• _AIM OF THE EXERCISE_
Give the data again exactly as written, skipping any pictures.

• _SUPPLIED DATA_
----------

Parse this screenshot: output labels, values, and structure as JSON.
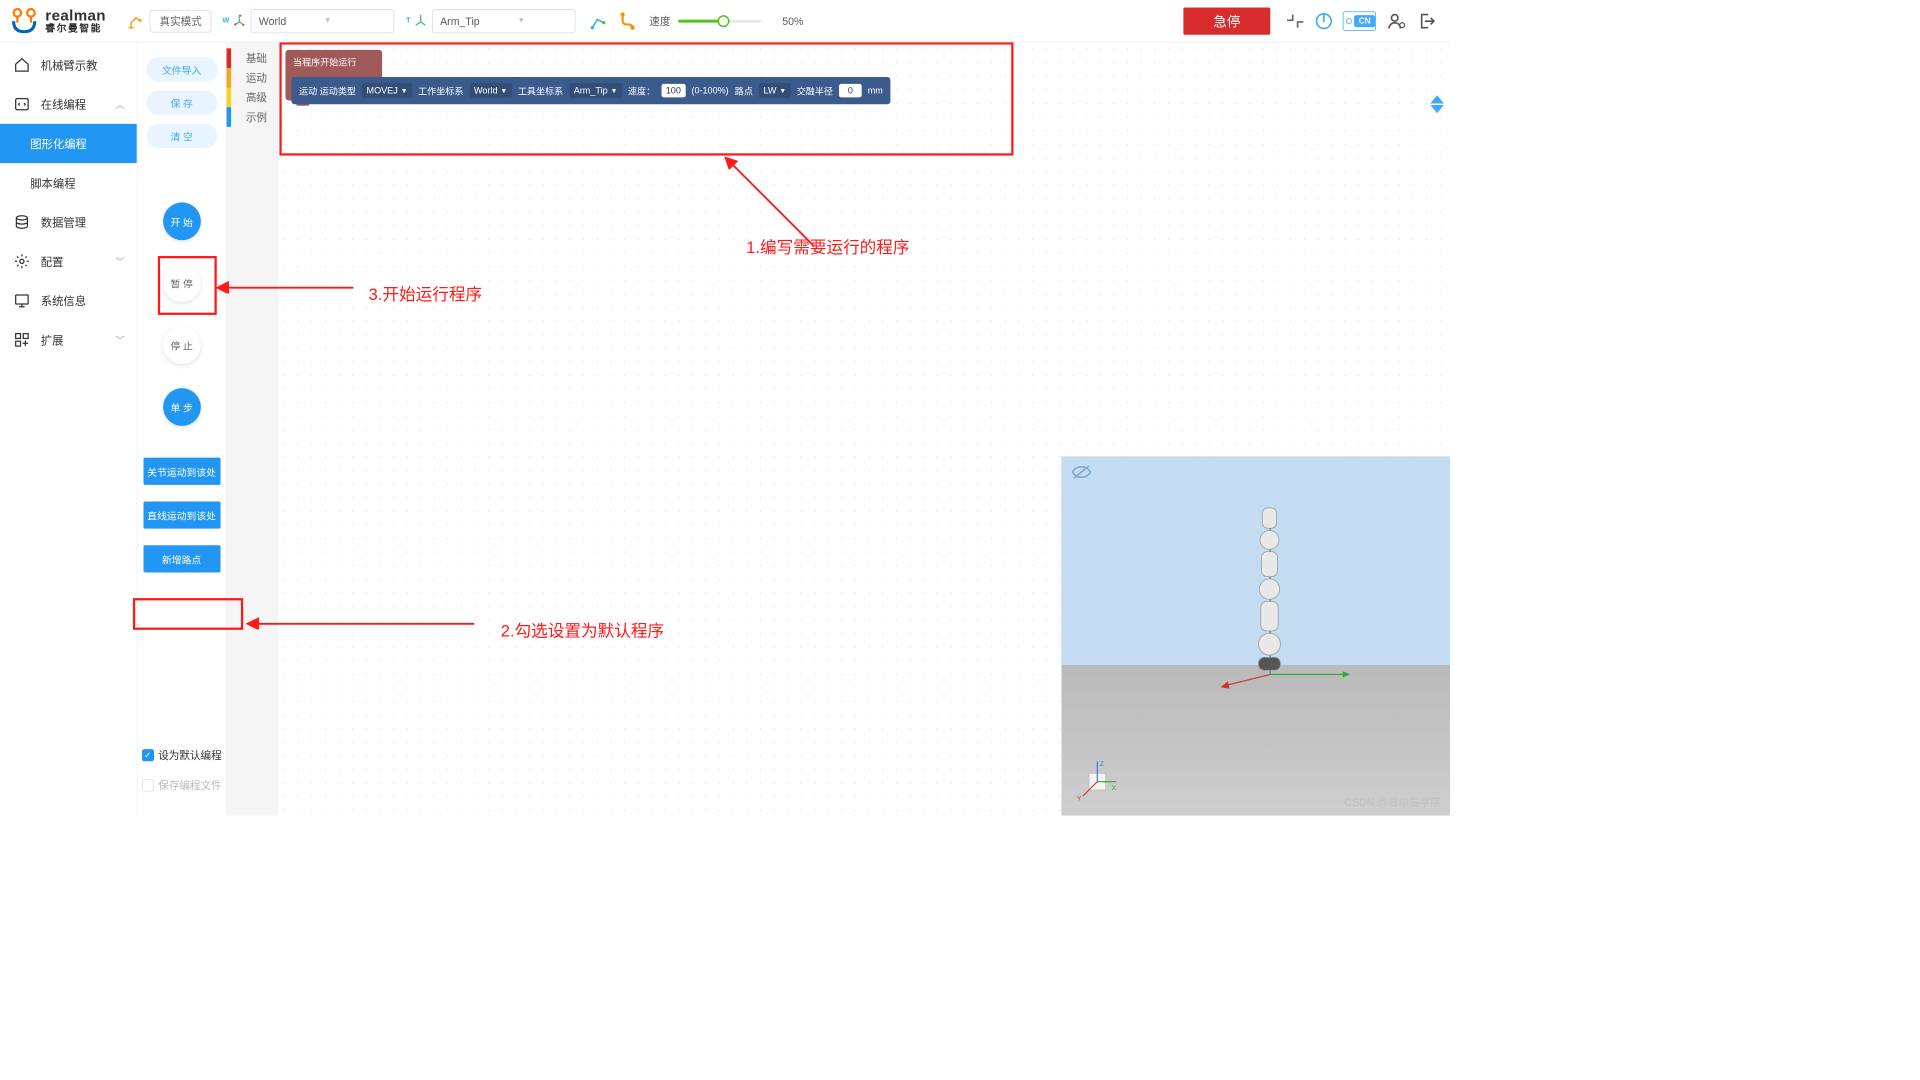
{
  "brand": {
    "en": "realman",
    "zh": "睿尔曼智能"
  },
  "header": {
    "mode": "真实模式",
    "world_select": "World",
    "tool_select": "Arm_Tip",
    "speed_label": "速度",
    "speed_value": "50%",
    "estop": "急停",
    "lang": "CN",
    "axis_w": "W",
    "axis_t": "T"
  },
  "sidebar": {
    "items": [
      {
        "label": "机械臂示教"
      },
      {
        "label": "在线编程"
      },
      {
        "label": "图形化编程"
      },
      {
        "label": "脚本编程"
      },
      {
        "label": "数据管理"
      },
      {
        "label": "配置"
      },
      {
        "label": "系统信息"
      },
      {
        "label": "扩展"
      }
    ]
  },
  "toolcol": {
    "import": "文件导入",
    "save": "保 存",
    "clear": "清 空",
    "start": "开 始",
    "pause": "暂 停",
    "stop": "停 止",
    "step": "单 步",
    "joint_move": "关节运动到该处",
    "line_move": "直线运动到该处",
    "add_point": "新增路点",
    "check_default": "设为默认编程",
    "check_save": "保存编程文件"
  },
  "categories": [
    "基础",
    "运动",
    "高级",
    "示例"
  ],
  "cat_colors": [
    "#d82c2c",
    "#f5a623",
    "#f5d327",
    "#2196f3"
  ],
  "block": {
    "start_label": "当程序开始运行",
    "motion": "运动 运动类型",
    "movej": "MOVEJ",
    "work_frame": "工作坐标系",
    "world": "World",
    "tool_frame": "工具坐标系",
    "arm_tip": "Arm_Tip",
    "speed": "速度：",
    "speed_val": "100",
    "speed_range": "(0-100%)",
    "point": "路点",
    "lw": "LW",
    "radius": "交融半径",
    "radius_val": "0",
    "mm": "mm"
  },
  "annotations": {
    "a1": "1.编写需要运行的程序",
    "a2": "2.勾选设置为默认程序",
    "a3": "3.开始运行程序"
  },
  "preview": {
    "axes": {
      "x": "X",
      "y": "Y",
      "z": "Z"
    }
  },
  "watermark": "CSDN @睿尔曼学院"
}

----------

• _OUTPUT_
Parse this screenshot: output labels, values, and structure as JSON.
{
  "brand": {
    "en": "realman",
    "zh": "睿尔曼智能"
  },
  "header": {
    "mode": "真实模式",
    "world_select": "World",
    "tool_select": "Arm_Tip",
    "speed_label": "速度",
    "speed_value": "50%",
    "estop": "急停",
    "lang": "CN",
    "axis_w": "W",
    "axis_t": "T"
  },
  "sidebar": {
    "items": [
      {
        "label": "机械臂示教"
      },
      {
        "label": "在线编程"
      },
      {
        "label": "图形化编程"
      },
      {
        "label": "脚本编程"
      },
      {
        "label": "数据管理"
      },
      {
        "label": "配置"
      },
      {
        "label": "系统信息"
      },
      {
        "label": "扩展"
      }
    ]
  },
  "toolcol": {
    "import": "文件导入",
    "save": "保 存",
    "clear": "清 空",
    "start": "开 始",
    "pause": "暂 停",
    "stop": "停 止",
    "step": "单 步",
    "joint_move": "关节运动到该处",
    "line_move": "直线运动到该处",
    "add_point": "新增路点",
    "check_default": "设为默认编程",
    "check_save": "保存编程文件"
  },
  "categories": [
    "基础",
    "运动",
    "高级",
    "示例"
  ],
  "cat_colors": [
    "#d82c2c",
    "#f5a623",
    "#f5d327",
    "#2196f3"
  ],
  "block": {
    "start_label": "当程序开始运行",
    "motion": "运动 运动类型",
    "movej": "MOVEJ",
    "work_frame": "工作坐标系",
    "world": "World",
    "tool_frame": "工具坐标系",
    "arm_tip": "Arm_Tip",
    "speed": "速度：",
    "speed_val": "100",
    "speed_range": "(0-100%)",
    "point": "路点",
    "lw": "LW",
    "radius": "交融半径",
    "radius_val": "0",
    "mm": "mm"
  },
  "annotations": {
    "a1": "1.编写需要运行的程序",
    "a2": "2.勾选设置为默认程序",
    "a3": "3.开始运行程序"
  },
  "preview": {
    "axes": {
      "x": "X",
      "y": "Y",
      "z": "Z"
    }
  },
  "watermark": "CSDN @睿尔曼学院"
}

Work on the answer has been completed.